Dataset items
------------------------------------------------------------------------

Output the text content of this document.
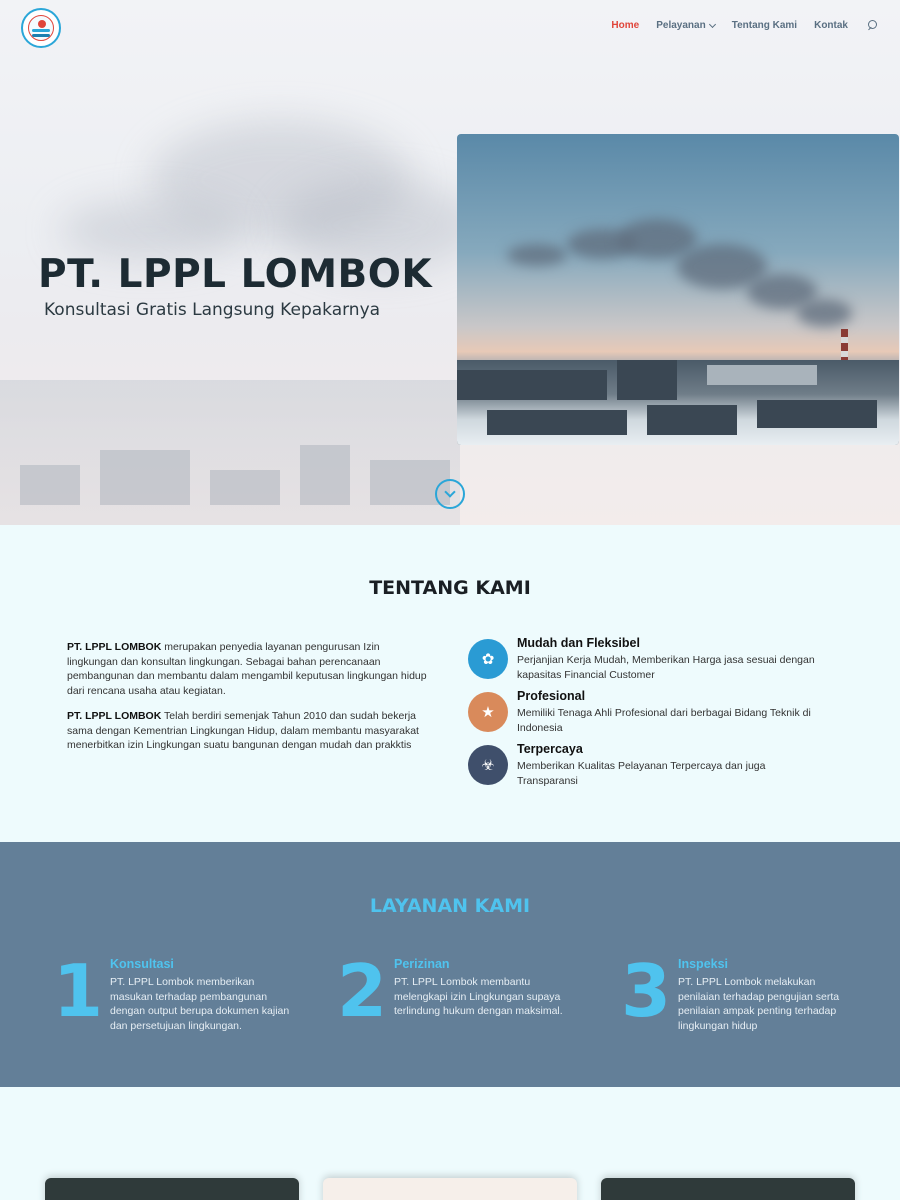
PT. LPPL LOMBOK

Konsultasi Gratis Langsung Kepakarnya

Home Pelayanan	Tentang Kami Kontak
TENTANG KAMI

PT. LPPL LOMBOK merupakan penyedia layanan pengurusan Izin lingkungan dan konsultan lingkungan. Sebagai bahan perencanaan pembangunan dan membantu dalam mengambil keputusan lingkungan hidup dari rencana usaha atau kegiatan.

PT. LPPL LOMBOK Telah berdiri semenjak Tahun 2010 dan sudah bekerja sama dengan Kementrian Lingkungan Hidup, dalam membantu masyarakat menerbitkan izin Lingkungan suatu bangunan dengan mudah dan prakktis

✿
Mudah dan Fleksibel
Perjanjian Kerja Mudah, Memberikan Harga jasa sesuai dengan kapasitas Financial Customer
★
Profesional
Memiliki Tenaga Ahli Profesional dari berbagai Bidang Teknik di Indonesia
☣
Terpercaya
Memberikan Kualitas Pelayanan Terpercaya dan juga Transparansi
LAYANAN KAMI
1 Konsultasi
PT. LPPL Lombok memberikan masukan terhadap pembangunan dengan output berupa dokumen kajian dan persetujuan lingkungan.	2 Perizinan
PT. LPPL Lombok membantu melengkapi izin Lingkungan supaya terlindung hukum dengan maksimal. 3 Inspeksi
PT. LPPL Lombok melakukan penilaian terhadap pengujian serta penilaian ampak penting terhadap lingkungan hidup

------------------------------------------------------------------------

Omit every picture, then repeat the remaining data exactly as it appears above.

▶ **RESULT**:
Output the text content of this document.
PT. LPPL LOMBOK

Konsultasi Gratis Langsung Kepakarnya

Home Pelayanan	Tentang Kami Kontak
TENTANG KAMI

PT. LPPL LOMBOK merupakan penyedia layanan pengurusan Izin lingkungan dan konsultan lingkungan. Sebagai bahan perencanaan pembangunan dan membantu dalam mengambil keputusan lingkungan hidup dari rencana usaha atau kegiatan.

PT. LPPL LOMBOK Telah berdiri semenjak Tahun 2010 dan sudah bekerja sama dengan Kementrian Lingkungan Hidup, dalam membantu masyarakat menerbitkan izin Lingkungan suatu bangunan dengan mudah dan prakktis

✿
Mudah dan Fleksibel
Perjanjian Kerja Mudah, Memberikan Harga jasa sesuai dengan kapasitas Financial Customer
★
Profesional
Memiliki Tenaga Ahli Profesional dari berbagai Bidang Teknik di Indonesia
☣
Terpercaya
Memberikan Kualitas Pelayanan Terpercaya dan juga Transparansi
LAYANAN KAMI
1 Konsultasi
PT. LPPL Lombok memberikan masukan terhadap pembangunan dengan output berupa dokumen kajian dan persetujuan lingkungan.	2 Perizinan
PT. LPPL Lombok membantu melengkapi izin Lingkungan supaya terlindung hukum dengan maksimal. 3 Inspeksi
PT. LPPL Lombok melakukan penilaian terhadap pengujian serta penilaian ampak penting terhadap lingkungan hidup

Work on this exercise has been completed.